**YOUR OBJECTIVE**
Hunt for the word "title" across the entries below, copying each line that holds it.

◇ ◇ ◇

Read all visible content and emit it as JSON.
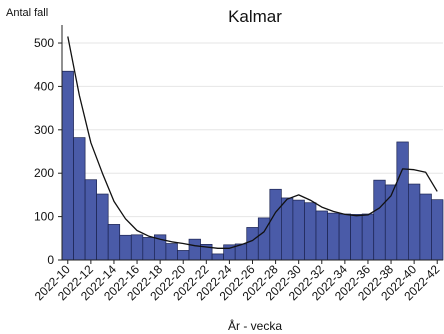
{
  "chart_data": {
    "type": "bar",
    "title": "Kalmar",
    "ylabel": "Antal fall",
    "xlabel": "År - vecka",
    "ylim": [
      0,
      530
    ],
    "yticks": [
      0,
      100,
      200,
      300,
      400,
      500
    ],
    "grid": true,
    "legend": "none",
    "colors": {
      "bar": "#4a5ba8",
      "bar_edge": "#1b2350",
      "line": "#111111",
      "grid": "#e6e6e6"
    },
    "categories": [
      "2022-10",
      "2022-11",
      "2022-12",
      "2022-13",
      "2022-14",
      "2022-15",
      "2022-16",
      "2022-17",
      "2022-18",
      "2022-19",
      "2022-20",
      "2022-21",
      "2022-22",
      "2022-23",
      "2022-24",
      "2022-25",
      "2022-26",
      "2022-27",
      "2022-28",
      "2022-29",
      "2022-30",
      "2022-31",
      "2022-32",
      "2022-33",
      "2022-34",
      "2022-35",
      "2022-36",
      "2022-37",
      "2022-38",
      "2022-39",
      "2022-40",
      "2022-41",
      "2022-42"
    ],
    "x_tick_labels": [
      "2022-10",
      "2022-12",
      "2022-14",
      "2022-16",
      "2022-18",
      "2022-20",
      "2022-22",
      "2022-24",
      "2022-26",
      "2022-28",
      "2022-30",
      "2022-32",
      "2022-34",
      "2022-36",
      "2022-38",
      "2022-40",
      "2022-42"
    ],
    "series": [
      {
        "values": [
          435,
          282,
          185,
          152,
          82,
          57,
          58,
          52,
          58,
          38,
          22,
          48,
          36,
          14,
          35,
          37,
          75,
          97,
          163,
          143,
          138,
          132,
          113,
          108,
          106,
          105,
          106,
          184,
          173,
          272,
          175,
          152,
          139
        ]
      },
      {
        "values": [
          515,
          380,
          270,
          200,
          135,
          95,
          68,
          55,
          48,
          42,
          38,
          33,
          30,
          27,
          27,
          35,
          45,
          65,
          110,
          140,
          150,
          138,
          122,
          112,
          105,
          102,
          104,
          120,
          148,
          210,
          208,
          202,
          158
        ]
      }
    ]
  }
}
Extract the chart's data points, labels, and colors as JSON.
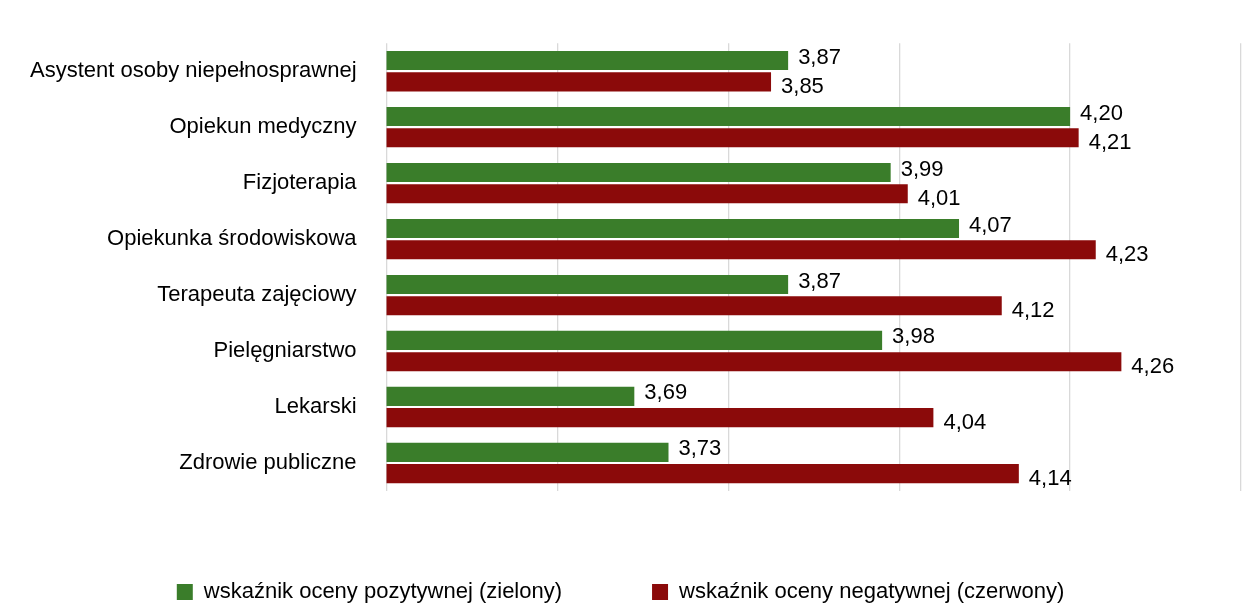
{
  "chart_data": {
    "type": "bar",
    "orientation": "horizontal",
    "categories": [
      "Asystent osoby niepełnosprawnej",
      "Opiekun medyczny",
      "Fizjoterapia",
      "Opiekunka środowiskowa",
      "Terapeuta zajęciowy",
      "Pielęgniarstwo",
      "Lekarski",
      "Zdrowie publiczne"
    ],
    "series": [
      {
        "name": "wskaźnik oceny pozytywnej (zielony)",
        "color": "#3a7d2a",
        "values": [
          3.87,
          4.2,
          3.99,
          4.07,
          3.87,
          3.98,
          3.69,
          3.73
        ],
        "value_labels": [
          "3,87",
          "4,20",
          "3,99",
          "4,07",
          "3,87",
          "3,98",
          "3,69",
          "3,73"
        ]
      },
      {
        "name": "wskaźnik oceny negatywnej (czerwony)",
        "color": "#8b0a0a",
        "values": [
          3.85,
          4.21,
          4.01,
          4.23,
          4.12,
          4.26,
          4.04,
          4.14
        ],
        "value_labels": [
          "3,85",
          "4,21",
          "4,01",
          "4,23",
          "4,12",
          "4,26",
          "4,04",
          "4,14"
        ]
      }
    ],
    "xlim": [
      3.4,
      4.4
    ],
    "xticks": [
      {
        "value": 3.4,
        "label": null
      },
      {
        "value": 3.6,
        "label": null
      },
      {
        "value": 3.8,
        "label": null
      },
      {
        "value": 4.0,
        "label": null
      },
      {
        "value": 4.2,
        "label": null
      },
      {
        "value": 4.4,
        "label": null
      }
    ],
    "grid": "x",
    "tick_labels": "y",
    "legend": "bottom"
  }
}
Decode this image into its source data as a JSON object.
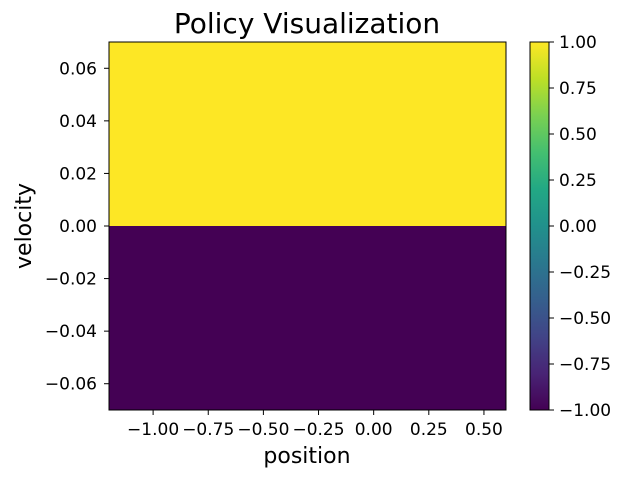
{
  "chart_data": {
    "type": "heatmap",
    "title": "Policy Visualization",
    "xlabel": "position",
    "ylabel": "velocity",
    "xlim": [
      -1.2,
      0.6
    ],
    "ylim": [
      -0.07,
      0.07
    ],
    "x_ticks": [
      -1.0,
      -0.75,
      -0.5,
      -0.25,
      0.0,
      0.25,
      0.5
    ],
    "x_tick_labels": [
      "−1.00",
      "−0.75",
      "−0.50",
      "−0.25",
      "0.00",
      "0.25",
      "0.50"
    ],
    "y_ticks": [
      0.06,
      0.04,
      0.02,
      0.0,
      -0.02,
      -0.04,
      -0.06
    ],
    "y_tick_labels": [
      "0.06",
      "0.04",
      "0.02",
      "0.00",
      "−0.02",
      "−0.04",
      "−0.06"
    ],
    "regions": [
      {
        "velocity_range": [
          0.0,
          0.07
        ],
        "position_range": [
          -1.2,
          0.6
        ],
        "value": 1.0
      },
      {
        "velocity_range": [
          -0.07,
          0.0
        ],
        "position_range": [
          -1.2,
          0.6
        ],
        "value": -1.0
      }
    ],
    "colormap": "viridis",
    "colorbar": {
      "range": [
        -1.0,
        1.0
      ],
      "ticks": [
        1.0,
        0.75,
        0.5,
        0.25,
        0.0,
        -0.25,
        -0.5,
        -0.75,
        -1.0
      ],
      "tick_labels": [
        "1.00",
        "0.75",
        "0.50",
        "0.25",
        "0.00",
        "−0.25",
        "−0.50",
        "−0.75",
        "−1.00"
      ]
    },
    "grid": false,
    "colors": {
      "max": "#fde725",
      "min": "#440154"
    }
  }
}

◇ ◇ ◇

**OUTPUT FOR THIS EXERCISE**
    "title": "Kalmar",
    "title": "Policy Visualization",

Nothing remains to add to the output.